◆ AVAILABLE DATA:
(begin)
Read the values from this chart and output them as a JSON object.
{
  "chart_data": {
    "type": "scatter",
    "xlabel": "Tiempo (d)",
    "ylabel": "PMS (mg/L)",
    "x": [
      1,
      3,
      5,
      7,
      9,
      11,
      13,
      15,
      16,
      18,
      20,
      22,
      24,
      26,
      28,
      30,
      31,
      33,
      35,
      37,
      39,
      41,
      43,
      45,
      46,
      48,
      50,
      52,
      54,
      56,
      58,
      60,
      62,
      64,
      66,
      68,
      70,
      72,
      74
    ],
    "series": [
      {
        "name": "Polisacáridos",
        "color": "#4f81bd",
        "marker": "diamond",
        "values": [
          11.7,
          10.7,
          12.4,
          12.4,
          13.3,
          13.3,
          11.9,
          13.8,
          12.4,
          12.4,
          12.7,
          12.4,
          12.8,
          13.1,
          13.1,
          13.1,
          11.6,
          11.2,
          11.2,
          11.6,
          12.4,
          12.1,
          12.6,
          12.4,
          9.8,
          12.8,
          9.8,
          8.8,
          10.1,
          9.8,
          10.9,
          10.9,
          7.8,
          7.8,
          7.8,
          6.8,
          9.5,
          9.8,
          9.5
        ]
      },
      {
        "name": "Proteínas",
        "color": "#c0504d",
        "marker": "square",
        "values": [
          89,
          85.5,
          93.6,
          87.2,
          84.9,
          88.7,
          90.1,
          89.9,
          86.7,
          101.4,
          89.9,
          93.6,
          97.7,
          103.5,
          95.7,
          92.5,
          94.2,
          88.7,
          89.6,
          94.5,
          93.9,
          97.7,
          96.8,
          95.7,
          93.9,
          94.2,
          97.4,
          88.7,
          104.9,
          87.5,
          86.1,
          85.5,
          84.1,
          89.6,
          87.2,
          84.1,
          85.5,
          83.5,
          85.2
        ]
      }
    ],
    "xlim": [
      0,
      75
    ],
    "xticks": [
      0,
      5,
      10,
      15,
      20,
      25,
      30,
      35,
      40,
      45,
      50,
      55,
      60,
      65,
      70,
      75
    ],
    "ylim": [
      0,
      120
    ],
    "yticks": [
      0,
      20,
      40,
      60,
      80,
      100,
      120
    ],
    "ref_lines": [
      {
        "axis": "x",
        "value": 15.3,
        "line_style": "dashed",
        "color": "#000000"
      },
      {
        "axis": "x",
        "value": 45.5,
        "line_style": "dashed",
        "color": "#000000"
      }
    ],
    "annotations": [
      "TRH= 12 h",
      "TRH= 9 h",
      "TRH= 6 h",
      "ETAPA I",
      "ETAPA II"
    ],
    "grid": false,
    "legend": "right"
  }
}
(end)
Reproduce every line of the material above exactly.

◆ THE SOLUTION:
Read the values from this chart and output them as a JSON object.
{
  "chart_data": {
    "type": "scatter",
    "xlabel": "Tiempo (d)",
    "ylabel": "PMS (mg/L)",
    "x": [
      1,
      3,
      5,
      7,
      9,
      11,
      13,
      15,
      16,
      18,
      20,
      22,
      24,
      26,
      28,
      30,
      31,
      33,
      35,
      37,
      39,
      41,
      43,
      45,
      46,
      48,
      50,
      52,
      54,
      56,
      58,
      60,
      62,
      64,
      66,
      68,
      70,
      72,
      74
    ],
    "series": [
      {
        "name": "Polisacáridos",
        "color": "#4f81bd",
        "marker": "diamond",
        "values": [
          11.7,
          10.7,
          12.4,
          12.4,
          13.3,
          13.3,
          11.9,
          13.8,
          12.4,
          12.4,
          12.7,
          12.4,
          12.8,
          13.1,
          13.1,
          13.1,
          11.6,
          11.2,
          11.2,
          11.6,
          12.4,
          12.1,
          12.6,
          12.4,
          9.8,
          12.8,
          9.8,
          8.8,
          10.1,
          9.8,
          10.9,
          10.9,
          7.8,
          7.8,
          7.8,
          6.8,
          9.5,
          9.8,
          9.5
        ]
      },
      {
        "name": "Proteínas",
        "color": "#c0504d",
        "marker": "square",
        "values": [
          89,
          85.5,
          93.6,
          87.2,
          84.9,
          88.7,
          90.1,
          89.9,
          86.7,
          101.4,
          89.9,
          93.6,
          97.7,
          103.5,
          95.7,
          92.5,
          94.2,
          88.7,
          89.6,
          94.5,
          93.9,
          97.7,
          96.8,
          95.7,
          93.9,
          94.2,
          97.4,
          88.7,
          104.9,
          87.5,
          86.1,
          85.5,
          84.1,
          89.6,
          87.2,
          84.1,
          85.5,
          83.5,
          85.2
        ]
      }
    ],
    "xlim": [
      0,
      75
    ],
    "xticks": [
      0,
      5,
      10,
      15,
      20,
      25,
      30,
      35,
      40,
      45,
      50,
      55,
      60,
      65,
      70,
      75
    ],
    "ylim": [
      0,
      120
    ],
    "yticks": [
      0,
      20,
      40,
      60,
      80,
      100,
      120
    ],
    "ref_lines": [
      {
        "axis": "x",
        "value": 15.3,
        "line_style": "dashed",
        "color": "#000000"
      },
      {
        "axis": "x",
        "value": 45.5,
        "line_style": "dashed",
        "color": "#000000"
      }
    ],
    "annotations": [
      "TRH= 12 h",
      "TRH= 9 h",
      "TRH= 6 h",
      "ETAPA I",
      "ETAPA II"
    ],
    "grid": false,
    "legend": "right"
  }
}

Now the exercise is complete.